» Stored data
============

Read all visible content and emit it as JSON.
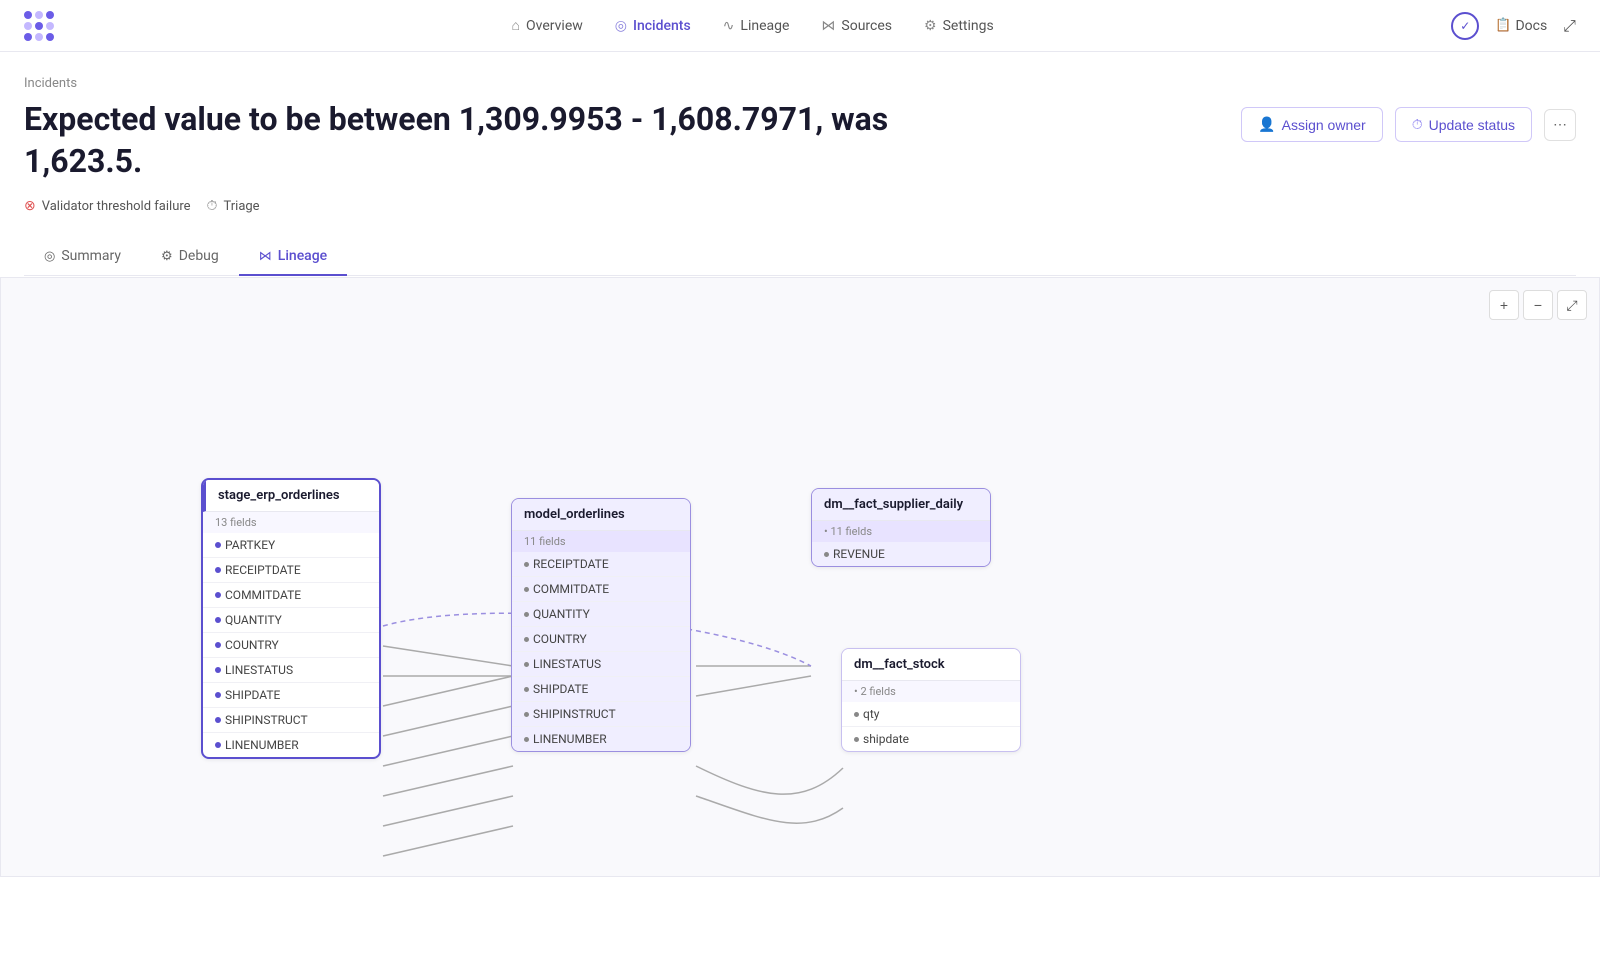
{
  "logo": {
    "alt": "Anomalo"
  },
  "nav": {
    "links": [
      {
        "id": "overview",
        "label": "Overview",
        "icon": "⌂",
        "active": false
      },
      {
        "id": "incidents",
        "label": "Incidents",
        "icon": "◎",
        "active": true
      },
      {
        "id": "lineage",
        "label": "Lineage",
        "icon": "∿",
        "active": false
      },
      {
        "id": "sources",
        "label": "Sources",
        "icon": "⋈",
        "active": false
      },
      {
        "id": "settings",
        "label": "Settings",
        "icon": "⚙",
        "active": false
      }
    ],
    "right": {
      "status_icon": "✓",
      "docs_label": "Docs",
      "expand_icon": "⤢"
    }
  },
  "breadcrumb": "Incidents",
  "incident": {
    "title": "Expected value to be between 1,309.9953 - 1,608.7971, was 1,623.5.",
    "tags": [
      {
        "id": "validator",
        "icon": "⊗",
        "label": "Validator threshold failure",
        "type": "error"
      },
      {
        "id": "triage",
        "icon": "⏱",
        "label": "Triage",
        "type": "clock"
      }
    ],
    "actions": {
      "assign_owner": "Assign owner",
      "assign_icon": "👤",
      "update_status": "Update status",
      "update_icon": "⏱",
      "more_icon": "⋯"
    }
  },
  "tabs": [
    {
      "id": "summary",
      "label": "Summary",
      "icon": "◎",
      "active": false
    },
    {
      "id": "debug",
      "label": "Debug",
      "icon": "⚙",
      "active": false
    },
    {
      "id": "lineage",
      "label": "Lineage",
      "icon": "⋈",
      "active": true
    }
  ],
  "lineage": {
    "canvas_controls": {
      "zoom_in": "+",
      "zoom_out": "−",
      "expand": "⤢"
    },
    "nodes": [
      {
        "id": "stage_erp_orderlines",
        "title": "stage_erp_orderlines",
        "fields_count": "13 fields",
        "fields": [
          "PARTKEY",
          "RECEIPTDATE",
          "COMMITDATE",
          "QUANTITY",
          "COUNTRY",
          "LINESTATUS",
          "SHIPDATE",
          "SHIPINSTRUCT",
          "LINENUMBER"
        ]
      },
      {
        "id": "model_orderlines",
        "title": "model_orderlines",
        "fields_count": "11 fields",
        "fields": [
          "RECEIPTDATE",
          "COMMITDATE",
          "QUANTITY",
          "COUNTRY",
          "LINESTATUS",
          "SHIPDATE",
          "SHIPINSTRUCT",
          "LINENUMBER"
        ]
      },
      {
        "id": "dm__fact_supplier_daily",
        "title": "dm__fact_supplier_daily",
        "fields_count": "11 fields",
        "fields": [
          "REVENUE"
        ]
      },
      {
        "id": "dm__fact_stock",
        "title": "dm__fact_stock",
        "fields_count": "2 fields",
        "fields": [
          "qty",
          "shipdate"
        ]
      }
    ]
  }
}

============

» EXERCISE BRIEF
From the entries, copy out each line containing the word "title".

» CORRECT RESPONSE
    "title": "Expected value to be between 1,309.9953 - 1,608.7971, was 1,623.5.",
        "title": "stage_erp_orderlines",
        "title": "model_orderlines",
        "title": "dm__fact_supplier_daily",
        "title": "dm__fact_stock",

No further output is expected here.